**GIVEN INFORMATION**
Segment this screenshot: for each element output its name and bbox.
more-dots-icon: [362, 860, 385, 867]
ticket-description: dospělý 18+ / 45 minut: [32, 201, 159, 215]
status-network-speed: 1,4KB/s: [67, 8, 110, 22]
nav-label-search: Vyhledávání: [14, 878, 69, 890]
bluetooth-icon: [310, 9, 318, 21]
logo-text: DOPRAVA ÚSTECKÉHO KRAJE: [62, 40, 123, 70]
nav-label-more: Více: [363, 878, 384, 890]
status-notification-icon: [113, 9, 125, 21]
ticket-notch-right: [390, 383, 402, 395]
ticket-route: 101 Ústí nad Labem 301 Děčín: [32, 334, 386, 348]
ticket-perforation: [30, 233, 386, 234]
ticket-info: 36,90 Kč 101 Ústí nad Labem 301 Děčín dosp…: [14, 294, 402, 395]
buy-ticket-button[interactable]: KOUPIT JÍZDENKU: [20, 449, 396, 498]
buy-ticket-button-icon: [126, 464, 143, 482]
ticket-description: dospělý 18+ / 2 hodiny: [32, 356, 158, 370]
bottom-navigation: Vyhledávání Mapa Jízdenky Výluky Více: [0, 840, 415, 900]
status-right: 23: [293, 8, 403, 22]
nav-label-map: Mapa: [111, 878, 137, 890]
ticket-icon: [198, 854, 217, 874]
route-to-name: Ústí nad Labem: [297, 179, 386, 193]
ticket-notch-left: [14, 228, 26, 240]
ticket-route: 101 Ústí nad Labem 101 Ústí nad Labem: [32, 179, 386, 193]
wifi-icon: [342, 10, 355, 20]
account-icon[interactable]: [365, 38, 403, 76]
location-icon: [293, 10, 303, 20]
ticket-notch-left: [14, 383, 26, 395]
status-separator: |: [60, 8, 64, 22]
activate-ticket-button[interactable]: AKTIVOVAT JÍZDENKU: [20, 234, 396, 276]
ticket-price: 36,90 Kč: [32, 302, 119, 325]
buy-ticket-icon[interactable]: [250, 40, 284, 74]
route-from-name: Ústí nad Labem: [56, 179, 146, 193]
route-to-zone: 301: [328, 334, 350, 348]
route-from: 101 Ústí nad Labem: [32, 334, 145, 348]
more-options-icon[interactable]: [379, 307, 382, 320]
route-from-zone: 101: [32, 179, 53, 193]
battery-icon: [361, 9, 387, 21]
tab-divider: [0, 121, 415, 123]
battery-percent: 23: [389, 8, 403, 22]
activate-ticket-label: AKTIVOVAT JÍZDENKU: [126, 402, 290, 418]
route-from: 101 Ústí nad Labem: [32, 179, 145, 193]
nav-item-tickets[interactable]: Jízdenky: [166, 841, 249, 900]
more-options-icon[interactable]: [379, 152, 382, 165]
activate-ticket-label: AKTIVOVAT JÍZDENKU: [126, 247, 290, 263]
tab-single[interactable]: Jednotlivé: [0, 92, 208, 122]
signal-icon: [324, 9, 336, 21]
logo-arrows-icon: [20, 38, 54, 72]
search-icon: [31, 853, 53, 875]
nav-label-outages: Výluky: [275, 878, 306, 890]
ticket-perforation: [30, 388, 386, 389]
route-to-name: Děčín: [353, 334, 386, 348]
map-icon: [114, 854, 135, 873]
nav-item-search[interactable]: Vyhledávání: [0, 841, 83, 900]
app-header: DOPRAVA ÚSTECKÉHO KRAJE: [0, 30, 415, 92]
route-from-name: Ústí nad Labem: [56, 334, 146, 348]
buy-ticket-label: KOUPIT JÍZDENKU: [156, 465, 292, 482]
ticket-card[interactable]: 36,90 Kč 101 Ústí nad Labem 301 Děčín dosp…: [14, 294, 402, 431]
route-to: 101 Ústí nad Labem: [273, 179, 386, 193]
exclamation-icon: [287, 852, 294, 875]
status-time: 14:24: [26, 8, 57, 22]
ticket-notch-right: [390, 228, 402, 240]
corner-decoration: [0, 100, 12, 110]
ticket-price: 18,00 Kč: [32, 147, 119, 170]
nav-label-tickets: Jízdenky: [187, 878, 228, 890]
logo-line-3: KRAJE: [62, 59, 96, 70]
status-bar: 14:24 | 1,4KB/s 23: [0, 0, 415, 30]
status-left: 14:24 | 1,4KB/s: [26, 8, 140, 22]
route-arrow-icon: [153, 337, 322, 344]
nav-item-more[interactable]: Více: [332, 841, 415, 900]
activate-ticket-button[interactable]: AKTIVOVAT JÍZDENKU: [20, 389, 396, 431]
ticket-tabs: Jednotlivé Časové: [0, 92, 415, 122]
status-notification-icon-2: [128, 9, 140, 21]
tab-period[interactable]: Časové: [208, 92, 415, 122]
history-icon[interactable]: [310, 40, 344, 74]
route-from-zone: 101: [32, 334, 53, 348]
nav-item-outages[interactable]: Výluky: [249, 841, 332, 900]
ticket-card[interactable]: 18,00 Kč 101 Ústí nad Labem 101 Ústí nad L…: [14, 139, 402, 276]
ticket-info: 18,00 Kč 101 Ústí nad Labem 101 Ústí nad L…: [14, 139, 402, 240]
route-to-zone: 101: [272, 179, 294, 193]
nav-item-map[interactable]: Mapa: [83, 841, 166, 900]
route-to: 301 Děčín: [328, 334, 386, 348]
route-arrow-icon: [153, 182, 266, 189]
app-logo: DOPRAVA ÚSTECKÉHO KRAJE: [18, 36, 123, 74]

**EXERCISE PROMPT**
Gather every line in the records above that contains the string "notification", treating uppercase and lowercase as different.

**THE RESPONSE**
status-notification-icon: [113, 9, 125, 21]
status-notification-icon-2: [128, 9, 140, 21]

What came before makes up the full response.